THE DATA ▸

..............................

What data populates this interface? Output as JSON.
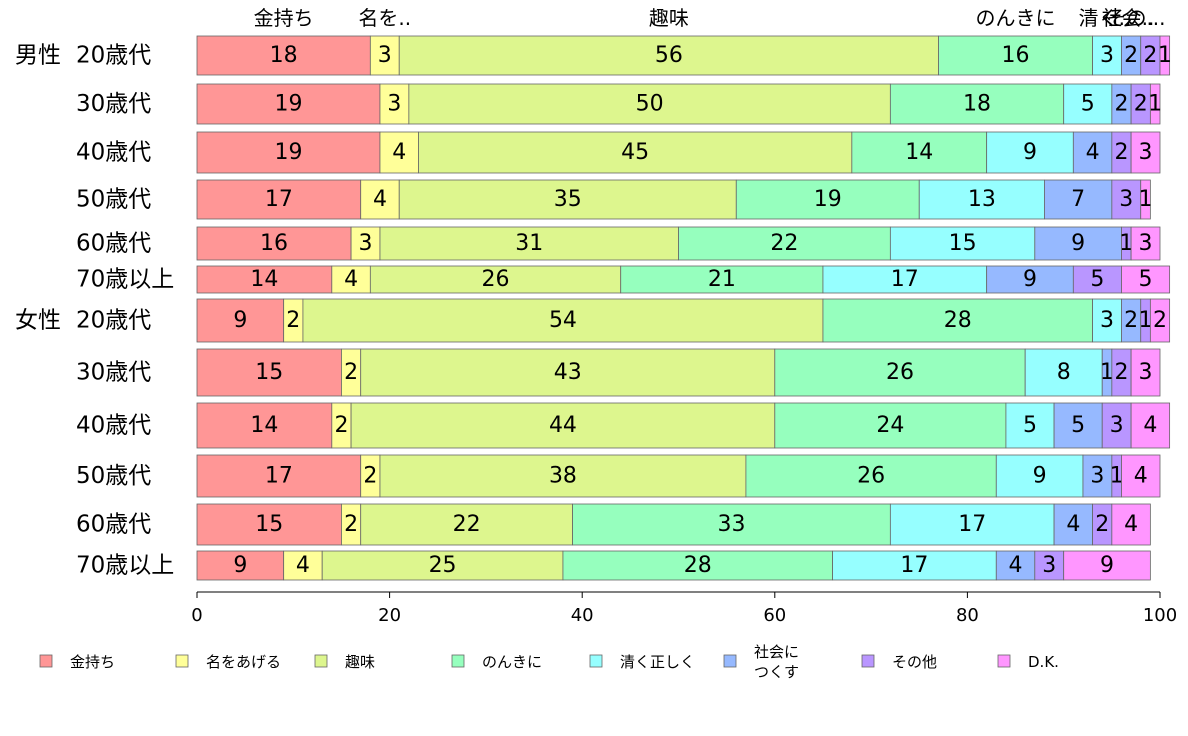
{
  "chart_data": {
    "type": "bar",
    "orientation": "horizontal",
    "stacked": true,
    "xlim": [
      0,
      100
    ],
    "x_ticks": [
      0,
      20,
      40,
      60,
      80,
      100
    ],
    "legend_position": "bottom",
    "top_category_labels": [
      "金持ち",
      "名を..",
      "趣味",
      "のんきに",
      "清く..",
      "社会..",
      "その..."
    ],
    "series": [
      {
        "name": "金持ち",
        "color": "#ff9696",
        "values": [
          18,
          19,
          19,
          17,
          16,
          14,
          9,
          15,
          14,
          17,
          15,
          9
        ]
      },
      {
        "name": "名をあげる",
        "color": "#ffff99",
        "values": [
          3,
          3,
          4,
          4,
          3,
          4,
          2,
          2,
          2,
          2,
          2,
          4
        ]
      },
      {
        "name": "趣味",
        "color": "#ddf68e",
        "values": [
          56,
          50,
          45,
          35,
          31,
          26,
          54,
          43,
          44,
          38,
          22,
          25
        ]
      },
      {
        "name": "のんきに",
        "color": "#96ffbe",
        "values": [
          16,
          18,
          14,
          19,
          22,
          21,
          28,
          26,
          24,
          26,
          33,
          28
        ]
      },
      {
        "name": "清く正しく",
        "color": "#96ffff",
        "values": [
          3,
          5,
          9,
          13,
          15,
          17,
          3,
          8,
          5,
          9,
          17,
          17
        ]
      },
      {
        "name": "社会に\nつくす",
        "color": "#96b9ff",
        "values": [
          2,
          2,
          4,
          7,
          9,
          9,
          2,
          1,
          5,
          3,
          4,
          4
        ]
      },
      {
        "name": "その他",
        "color": "#b996ff",
        "values": [
          2,
          2,
          2,
          3,
          1,
          5,
          1,
          2,
          3,
          1,
          2,
          3
        ]
      },
      {
        "name": "D.K.",
        "color": "#ff96ff",
        "values": [
          1,
          1,
          3,
          1,
          3,
          5,
          2,
          3,
          4,
          4,
          4,
          9
        ]
      }
    ],
    "rows": [
      {
        "group": "男性",
        "label": "20歳代"
      },
      {
        "group": "",
        "label": "30歳代"
      },
      {
        "group": "",
        "label": "40歳代"
      },
      {
        "group": "",
        "label": "50歳代"
      },
      {
        "group": "",
        "label": "60歳代"
      },
      {
        "group": "",
        "label": "70歳以上"
      },
      {
        "group": "女性",
        "label": "20歳代"
      },
      {
        "group": "",
        "label": "30歳代"
      },
      {
        "group": "",
        "label": "40歳代"
      },
      {
        "group": "",
        "label": "50歳代"
      },
      {
        "group": "",
        "label": "60歳代"
      },
      {
        "group": "",
        "label": "70歳以上"
      }
    ]
  }
}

..............................

EXERCISE REQUIREMENTS ▸
The records above need to be given again exactly. Omit the pictures.

THE REPLY ▸
What data populates this interface? Output as JSON.
{
  "chart_data": {
    "type": "bar",
    "orientation": "horizontal",
    "stacked": true,
    "xlim": [
      0,
      100
    ],
    "x_ticks": [
      0,
      20,
      40,
      60,
      80,
      100
    ],
    "legend_position": "bottom",
    "top_category_labels": [
      "金持ち",
      "名を..",
      "趣味",
      "のんきに",
      "清く..",
      "社会..",
      "その..."
    ],
    "series": [
      {
        "name": "金持ち",
        "color": "#ff9696",
        "values": [
          18,
          19,
          19,
          17,
          16,
          14,
          9,
          15,
          14,
          17,
          15,
          9
        ]
      },
      {
        "name": "名をあげる",
        "color": "#ffff99",
        "values": [
          3,
          3,
          4,
          4,
          3,
          4,
          2,
          2,
          2,
          2,
          2,
          4
        ]
      },
      {
        "name": "趣味",
        "color": "#ddf68e",
        "values": [
          56,
          50,
          45,
          35,
          31,
          26,
          54,
          43,
          44,
          38,
          22,
          25
        ]
      },
      {
        "name": "のんきに",
        "color": "#96ffbe",
        "values": [
          16,
          18,
          14,
          19,
          22,
          21,
          28,
          26,
          24,
          26,
          33,
          28
        ]
      },
      {
        "name": "清く正しく",
        "color": "#96ffff",
        "values": [
          3,
          5,
          9,
          13,
          15,
          17,
          3,
          8,
          5,
          9,
          17,
          17
        ]
      },
      {
        "name": "社会に\nつくす",
        "color": "#96b9ff",
        "values": [
          2,
          2,
          4,
          7,
          9,
          9,
          2,
          1,
          5,
          3,
          4,
          4
        ]
      },
      {
        "name": "その他",
        "color": "#b996ff",
        "values": [
          2,
          2,
          2,
          3,
          1,
          5,
          1,
          2,
          3,
          1,
          2,
          3
        ]
      },
      {
        "name": "D.K.",
        "color": "#ff96ff",
        "values": [
          1,
          1,
          3,
          1,
          3,
          5,
          2,
          3,
          4,
          4,
          4,
          9
        ]
      }
    ],
    "rows": [
      {
        "group": "男性",
        "label": "20歳代"
      },
      {
        "group": "",
        "label": "30歳代"
      },
      {
        "group": "",
        "label": "40歳代"
      },
      {
        "group": "",
        "label": "50歳代"
      },
      {
        "group": "",
        "label": "60歳代"
      },
      {
        "group": "",
        "label": "70歳以上"
      },
      {
        "group": "女性",
        "label": "20歳代"
      },
      {
        "group": "",
        "label": "30歳代"
      },
      {
        "group": "",
        "label": "40歳代"
      },
      {
        "group": "",
        "label": "50歳代"
      },
      {
        "group": "",
        "label": "60歳代"
      },
      {
        "group": "",
        "label": "70歳以上"
      }
    ]
  }
}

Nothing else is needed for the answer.